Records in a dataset
+++
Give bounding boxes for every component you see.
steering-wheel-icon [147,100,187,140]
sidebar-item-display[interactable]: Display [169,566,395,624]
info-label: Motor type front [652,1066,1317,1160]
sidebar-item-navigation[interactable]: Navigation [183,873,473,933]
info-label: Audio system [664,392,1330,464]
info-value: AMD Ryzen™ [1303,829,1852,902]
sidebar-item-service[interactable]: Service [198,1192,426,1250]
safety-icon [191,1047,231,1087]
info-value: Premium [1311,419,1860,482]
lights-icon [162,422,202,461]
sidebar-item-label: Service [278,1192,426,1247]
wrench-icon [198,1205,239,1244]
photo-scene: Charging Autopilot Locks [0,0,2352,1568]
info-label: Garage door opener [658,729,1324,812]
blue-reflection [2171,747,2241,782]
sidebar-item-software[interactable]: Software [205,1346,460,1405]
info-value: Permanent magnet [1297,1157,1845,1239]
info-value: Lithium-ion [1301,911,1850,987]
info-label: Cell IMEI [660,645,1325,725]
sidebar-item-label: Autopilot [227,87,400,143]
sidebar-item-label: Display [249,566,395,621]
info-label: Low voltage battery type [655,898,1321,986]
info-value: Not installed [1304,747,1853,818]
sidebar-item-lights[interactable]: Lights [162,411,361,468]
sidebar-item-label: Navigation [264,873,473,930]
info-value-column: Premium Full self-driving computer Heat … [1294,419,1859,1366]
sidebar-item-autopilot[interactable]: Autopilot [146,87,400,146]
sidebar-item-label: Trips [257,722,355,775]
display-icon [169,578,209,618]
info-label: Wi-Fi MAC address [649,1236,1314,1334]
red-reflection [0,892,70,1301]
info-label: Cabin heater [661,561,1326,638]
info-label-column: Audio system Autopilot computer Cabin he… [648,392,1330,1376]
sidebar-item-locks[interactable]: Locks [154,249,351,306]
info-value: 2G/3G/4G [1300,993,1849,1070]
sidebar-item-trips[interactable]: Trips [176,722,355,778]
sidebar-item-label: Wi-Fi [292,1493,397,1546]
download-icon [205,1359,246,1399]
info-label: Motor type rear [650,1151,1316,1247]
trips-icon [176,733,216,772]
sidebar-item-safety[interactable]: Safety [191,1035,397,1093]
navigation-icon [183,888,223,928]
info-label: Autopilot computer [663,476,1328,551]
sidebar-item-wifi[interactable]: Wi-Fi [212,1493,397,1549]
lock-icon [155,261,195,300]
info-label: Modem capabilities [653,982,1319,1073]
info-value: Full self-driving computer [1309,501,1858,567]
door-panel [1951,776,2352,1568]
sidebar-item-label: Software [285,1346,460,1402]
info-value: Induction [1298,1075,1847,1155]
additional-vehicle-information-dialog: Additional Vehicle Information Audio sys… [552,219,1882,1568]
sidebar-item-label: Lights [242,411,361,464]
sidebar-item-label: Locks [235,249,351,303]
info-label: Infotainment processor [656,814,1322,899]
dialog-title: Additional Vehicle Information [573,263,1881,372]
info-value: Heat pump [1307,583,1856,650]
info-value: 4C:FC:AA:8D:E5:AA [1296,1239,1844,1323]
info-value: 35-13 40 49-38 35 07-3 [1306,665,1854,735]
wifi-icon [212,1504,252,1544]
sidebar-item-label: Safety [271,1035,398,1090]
+++
→ Required work
Recast every line of the items above as a single numbered list, omitting any blank lines.

→ Task answer
1. Give bounding boxes for every component you see.
2. steering-wheel-icon [147,100,187,140]
3. sidebar-item-display[interactable]: Display [169,566,395,624]
4. info-label: Motor type front [652,1066,1317,1160]
5. sidebar-item-navigation[interactable]: Navigation [183,873,473,933]
6. info-label: Audio system [664,392,1330,464]
7. info-value: AMD Ryzen™ [1303,829,1852,902]
8. sidebar-item-service[interactable]: Service [198,1192,426,1250]
9. safety-icon [191,1047,231,1087]
10. info-value: Premium [1311,419,1860,482]
11. lights-icon [162,422,202,461]
12. sidebar-item-label: Service [278,1192,426,1247]
13. wrench-icon [198,1205,239,1244]
14. photo-scene: Charging Autopilot Locks [0,0,2352,1568]
15. info-label: Garage door opener [658,729,1324,812]
16. blue-reflection [2171,747,2241,782]
17. sidebar-item-software[interactable]: Software [205,1346,460,1405]
18. info-value: Permanent magnet [1297,1157,1845,1239]
19. info-value: Lithium-ion [1301,911,1850,987]
20. info-label: Cell IMEI [660,645,1325,725]
21. sidebar-item-label: Autopilot [227,87,400,143]
22. sidebar-item-label: Display [249,566,395,621]
23. info-label: Low voltage battery type [655,898,1321,986]
24. info-value: Not installed [1304,747,1853,818]
25. sidebar-item-lights[interactable]: Lights [162,411,361,468]
26. sidebar-item-label: Navigation [264,873,473,930]
27. info-value-column: Premium Full self-driving computer Heat … [1294,419,1859,1366]
28. sidebar-item-autopilot[interactable]: Autopilot [146,87,400,146]
29. sidebar-item-label: Trips [257,722,355,775]
30. display-icon [169,578,209,618]
31. info-label: Wi-Fi MAC address [649,1236,1314,1334]
32. red-reflection [0,892,70,1301]
33. info-label: Cabin heater [661,561,1326,638]
34. info-label-column: Audio system Autopilot computer Cabin he… [648,392,1330,1376]
35. sidebar-item-locks[interactable]: Locks [154,249,351,306]
36. info-value: 2G/3G/4G [1300,993,1849,1070]
37. sidebar-item-trips[interactable]: Trips [176,722,355,778]
38. sidebar-item-label: Wi-Fi [292,1493,397,1546]
39. download-icon [205,1359,246,1399]
40. info-label: Motor type rear [650,1151,1316,1247]
41. trips-icon [176,733,216,772]
42. sidebar-item-safety[interactable]: Safety [191,1035,397,1093]
43. navigation-icon [183,888,223,928]
44. info-label: Autopilot computer [663,476,1328,551]
45. sidebar-item-wifi[interactable]: Wi-Fi [212,1493,397,1549]
46. lock-icon [155,261,195,300]
47. info-label: Modem capabilities [653,982,1319,1073]
48. info-value: Full self-driving computer [1309,501,1858,567]
49. door-panel [1951,776,2352,1568]
50. sidebar-item-label: Software [285,1346,460,1402]
51. info-value: Induction [1298,1075,1847,1155]
52. additional-vehicle-information-dialog: Additional Vehicle Information Audio sys… [552,219,1882,1568]
53. sidebar-item-label: Lights [242,411,361,464]
54. sidebar-item-label: Locks [235,249,351,303]
55. info-label: Infotainment processor [656,814,1322,899]
56. dialog-title: Additional Vehicle Information [573,263,1881,372]
57. info-value: Heat pump [1307,583,1856,650]
58. info-value: 4C:FC:AA:8D:E5:AA [1296,1239,1844,1323]
59. info-value: 35-13 40 49-38 35 07-3 [1306,665,1854,735]
60. wifi-icon [212,1504,252,1544]
61. sidebar-item-label: Safety [271,1035,398,1090]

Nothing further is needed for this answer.